* begin Dataset *

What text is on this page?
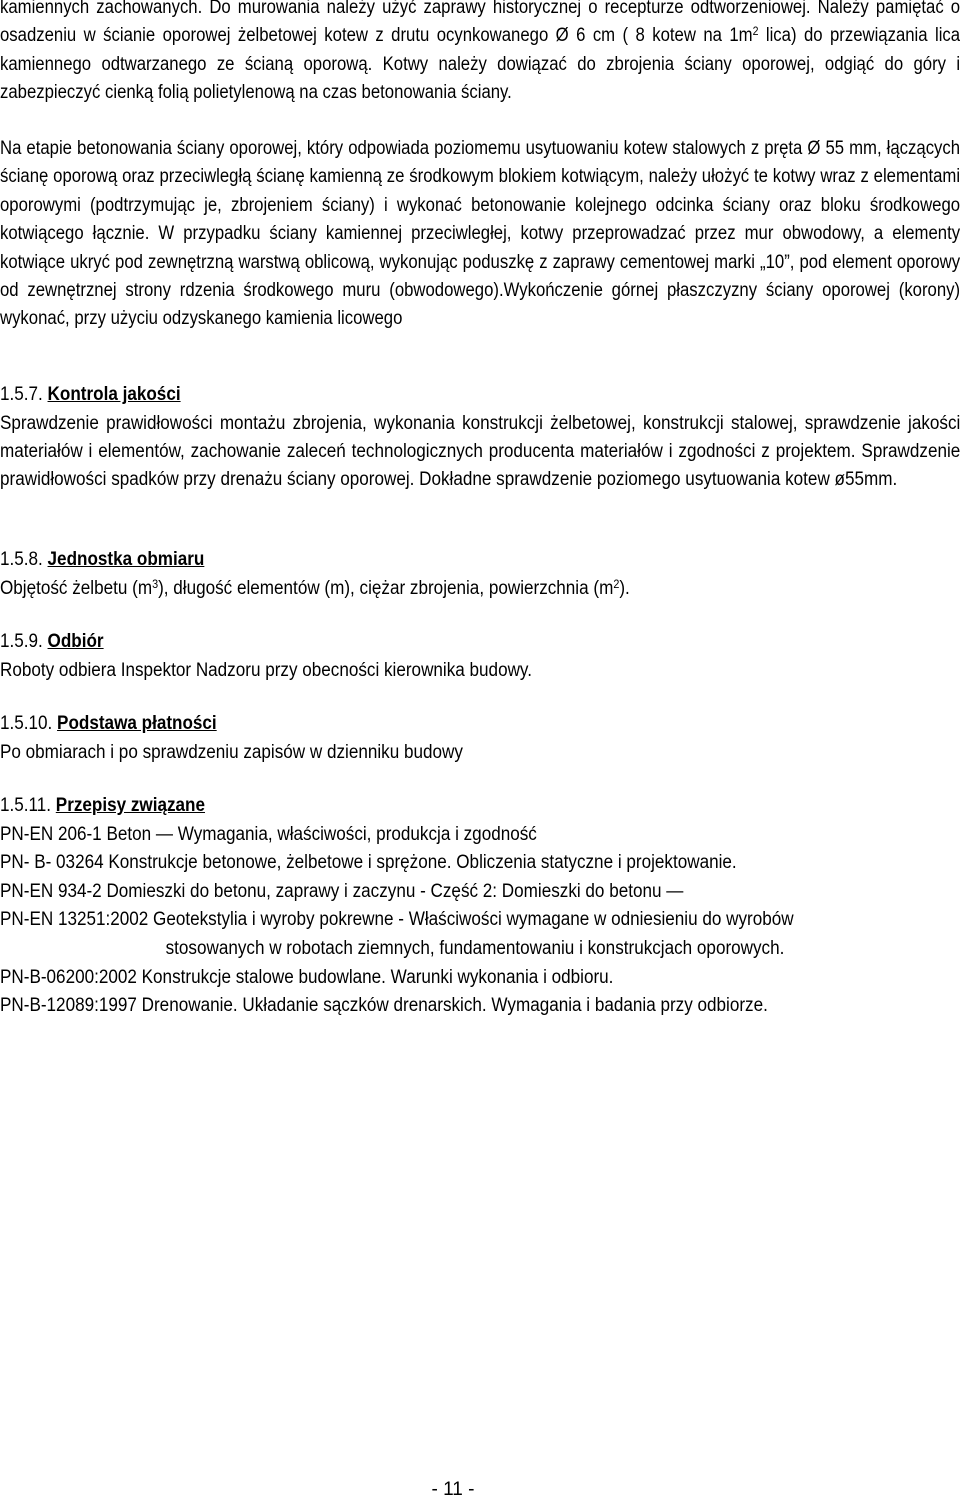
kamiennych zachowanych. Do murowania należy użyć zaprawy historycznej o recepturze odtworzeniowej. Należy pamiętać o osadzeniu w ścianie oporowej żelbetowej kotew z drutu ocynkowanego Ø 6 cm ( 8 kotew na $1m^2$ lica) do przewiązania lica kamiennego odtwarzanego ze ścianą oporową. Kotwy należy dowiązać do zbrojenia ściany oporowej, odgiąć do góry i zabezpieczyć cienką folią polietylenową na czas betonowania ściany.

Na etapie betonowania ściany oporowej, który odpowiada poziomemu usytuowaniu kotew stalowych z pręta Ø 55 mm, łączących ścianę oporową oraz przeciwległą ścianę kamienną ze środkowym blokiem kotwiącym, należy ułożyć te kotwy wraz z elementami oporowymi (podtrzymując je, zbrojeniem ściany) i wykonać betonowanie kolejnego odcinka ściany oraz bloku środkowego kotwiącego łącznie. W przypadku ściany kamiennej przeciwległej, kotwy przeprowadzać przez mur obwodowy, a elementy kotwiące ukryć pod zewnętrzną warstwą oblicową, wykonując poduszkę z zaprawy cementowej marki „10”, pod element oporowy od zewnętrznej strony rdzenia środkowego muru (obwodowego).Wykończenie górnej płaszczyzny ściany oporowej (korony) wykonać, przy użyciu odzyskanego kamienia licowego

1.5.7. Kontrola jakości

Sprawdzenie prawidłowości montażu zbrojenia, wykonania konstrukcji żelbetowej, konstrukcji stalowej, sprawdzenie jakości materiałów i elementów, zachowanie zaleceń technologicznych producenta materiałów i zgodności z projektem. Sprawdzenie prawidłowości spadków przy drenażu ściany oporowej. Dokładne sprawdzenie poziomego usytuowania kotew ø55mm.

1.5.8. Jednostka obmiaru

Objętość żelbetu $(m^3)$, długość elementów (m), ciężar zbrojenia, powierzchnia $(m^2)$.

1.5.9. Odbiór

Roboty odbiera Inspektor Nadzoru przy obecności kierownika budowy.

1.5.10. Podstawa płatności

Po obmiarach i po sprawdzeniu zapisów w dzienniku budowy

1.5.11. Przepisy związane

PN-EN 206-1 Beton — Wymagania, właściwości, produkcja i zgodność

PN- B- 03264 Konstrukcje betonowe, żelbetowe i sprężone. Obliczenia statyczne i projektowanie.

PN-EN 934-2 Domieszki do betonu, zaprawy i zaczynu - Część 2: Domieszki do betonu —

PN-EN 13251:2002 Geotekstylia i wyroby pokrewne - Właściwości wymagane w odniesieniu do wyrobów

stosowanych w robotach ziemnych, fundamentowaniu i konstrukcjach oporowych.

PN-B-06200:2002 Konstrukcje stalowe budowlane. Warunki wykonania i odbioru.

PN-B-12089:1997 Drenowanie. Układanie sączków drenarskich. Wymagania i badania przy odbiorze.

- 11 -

* end Dataset *
* begin Dataset *

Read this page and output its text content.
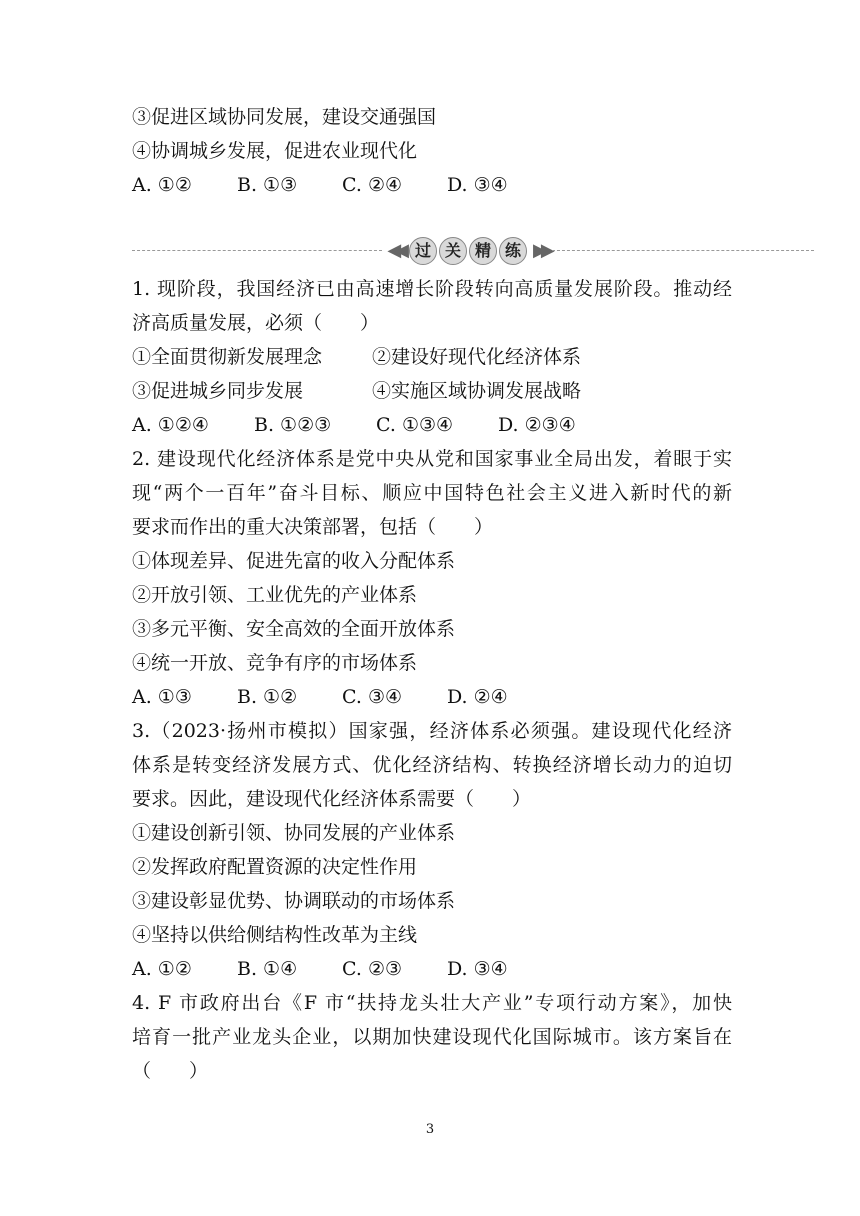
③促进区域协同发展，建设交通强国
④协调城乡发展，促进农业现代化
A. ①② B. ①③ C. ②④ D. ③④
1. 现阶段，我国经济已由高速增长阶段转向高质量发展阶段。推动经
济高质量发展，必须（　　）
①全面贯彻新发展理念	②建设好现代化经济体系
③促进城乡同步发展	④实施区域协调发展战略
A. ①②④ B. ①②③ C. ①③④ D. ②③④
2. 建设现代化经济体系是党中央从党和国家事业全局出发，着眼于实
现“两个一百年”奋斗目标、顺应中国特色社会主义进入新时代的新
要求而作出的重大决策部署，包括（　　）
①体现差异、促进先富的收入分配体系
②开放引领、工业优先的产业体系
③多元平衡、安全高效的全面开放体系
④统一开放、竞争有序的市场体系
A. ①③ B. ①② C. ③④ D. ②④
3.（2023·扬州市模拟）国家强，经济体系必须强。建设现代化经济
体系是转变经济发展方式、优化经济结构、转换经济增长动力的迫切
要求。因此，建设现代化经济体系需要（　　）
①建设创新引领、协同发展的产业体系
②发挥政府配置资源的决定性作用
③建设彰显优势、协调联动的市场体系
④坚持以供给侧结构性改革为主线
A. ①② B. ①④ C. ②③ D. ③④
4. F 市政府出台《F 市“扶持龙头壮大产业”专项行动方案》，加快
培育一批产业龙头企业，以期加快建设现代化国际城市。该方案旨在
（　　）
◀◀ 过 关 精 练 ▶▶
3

* end Dataset *
* begin Dataset *

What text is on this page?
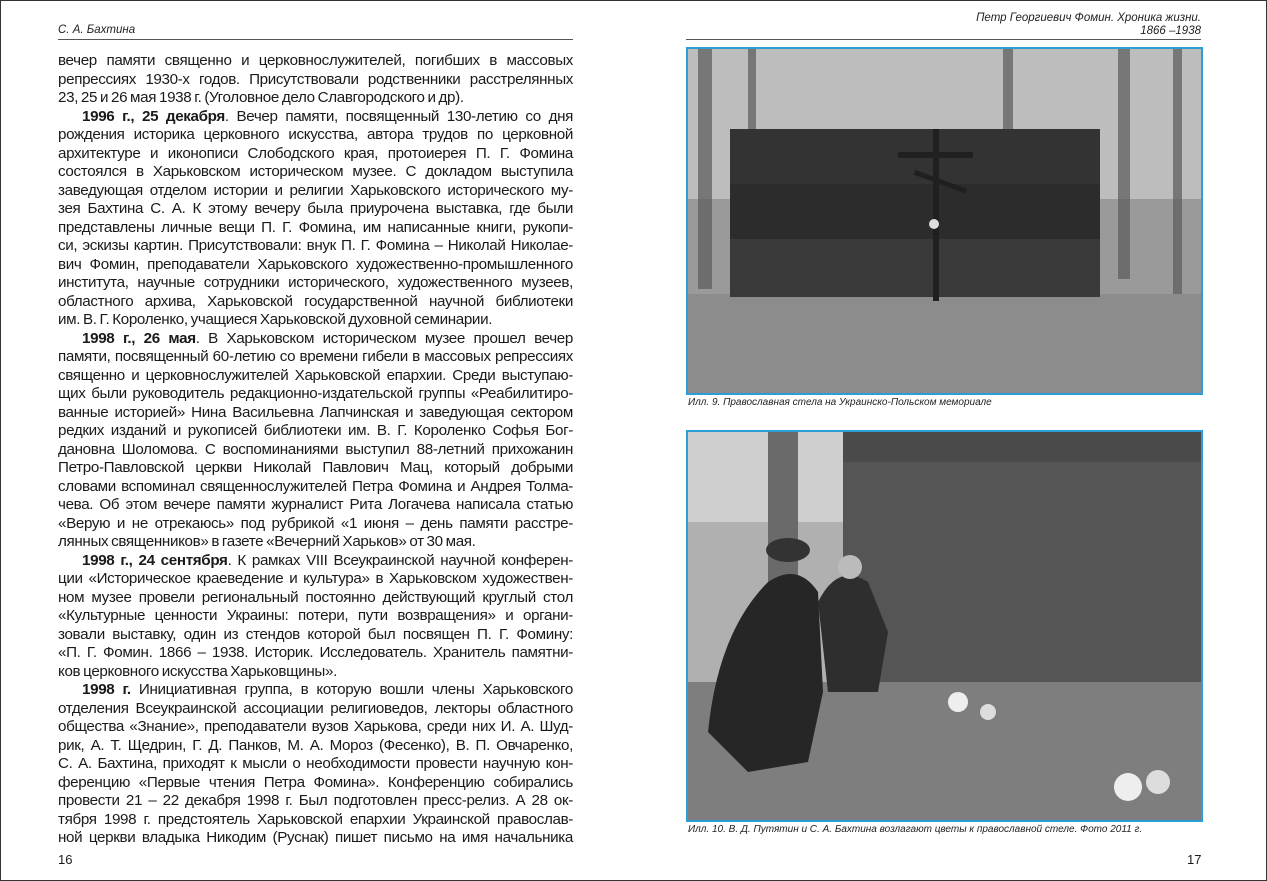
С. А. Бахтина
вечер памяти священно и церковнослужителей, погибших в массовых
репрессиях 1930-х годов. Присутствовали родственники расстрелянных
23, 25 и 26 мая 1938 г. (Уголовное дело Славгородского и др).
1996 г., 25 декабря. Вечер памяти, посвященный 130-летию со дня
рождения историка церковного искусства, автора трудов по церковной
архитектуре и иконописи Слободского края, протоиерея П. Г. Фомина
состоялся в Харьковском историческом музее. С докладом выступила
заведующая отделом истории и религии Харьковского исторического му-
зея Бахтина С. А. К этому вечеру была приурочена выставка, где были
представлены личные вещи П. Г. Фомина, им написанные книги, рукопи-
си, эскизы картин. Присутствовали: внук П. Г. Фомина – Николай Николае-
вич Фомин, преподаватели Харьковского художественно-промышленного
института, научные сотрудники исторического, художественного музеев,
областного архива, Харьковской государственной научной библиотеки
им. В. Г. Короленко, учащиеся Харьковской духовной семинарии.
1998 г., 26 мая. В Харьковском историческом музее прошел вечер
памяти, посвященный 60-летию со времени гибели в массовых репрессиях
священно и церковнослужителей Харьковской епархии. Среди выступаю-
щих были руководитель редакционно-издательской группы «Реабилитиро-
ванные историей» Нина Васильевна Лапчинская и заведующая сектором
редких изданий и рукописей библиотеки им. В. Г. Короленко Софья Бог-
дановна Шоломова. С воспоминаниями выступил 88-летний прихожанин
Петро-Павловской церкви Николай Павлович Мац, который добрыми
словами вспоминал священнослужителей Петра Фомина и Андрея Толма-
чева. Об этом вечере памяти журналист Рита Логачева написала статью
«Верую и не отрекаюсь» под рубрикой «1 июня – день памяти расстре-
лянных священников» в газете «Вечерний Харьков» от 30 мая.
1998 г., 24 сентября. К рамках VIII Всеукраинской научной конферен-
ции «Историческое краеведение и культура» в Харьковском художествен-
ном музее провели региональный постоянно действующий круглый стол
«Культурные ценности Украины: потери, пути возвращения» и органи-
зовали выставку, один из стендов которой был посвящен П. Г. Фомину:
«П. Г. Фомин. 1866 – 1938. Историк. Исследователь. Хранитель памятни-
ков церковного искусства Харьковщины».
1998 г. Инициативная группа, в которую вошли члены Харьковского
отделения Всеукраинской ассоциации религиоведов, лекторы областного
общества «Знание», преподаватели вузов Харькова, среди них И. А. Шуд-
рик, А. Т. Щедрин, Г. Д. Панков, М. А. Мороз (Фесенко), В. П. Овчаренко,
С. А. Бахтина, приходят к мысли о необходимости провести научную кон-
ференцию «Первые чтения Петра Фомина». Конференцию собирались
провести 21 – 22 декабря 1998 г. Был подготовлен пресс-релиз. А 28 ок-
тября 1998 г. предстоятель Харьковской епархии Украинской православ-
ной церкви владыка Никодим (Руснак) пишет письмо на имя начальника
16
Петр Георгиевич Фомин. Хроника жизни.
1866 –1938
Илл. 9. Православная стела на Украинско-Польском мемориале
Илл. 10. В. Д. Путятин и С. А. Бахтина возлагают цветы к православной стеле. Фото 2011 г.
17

* end Dataset *

- Given problem -
Gather up, from the records above, each line where the word "были" appears.

- Task output -
зея Бахтина С. А. К этому вечеру была приурочена выставка, где были
щих были руководитель редакционно-издательской группы «Реабилитиро-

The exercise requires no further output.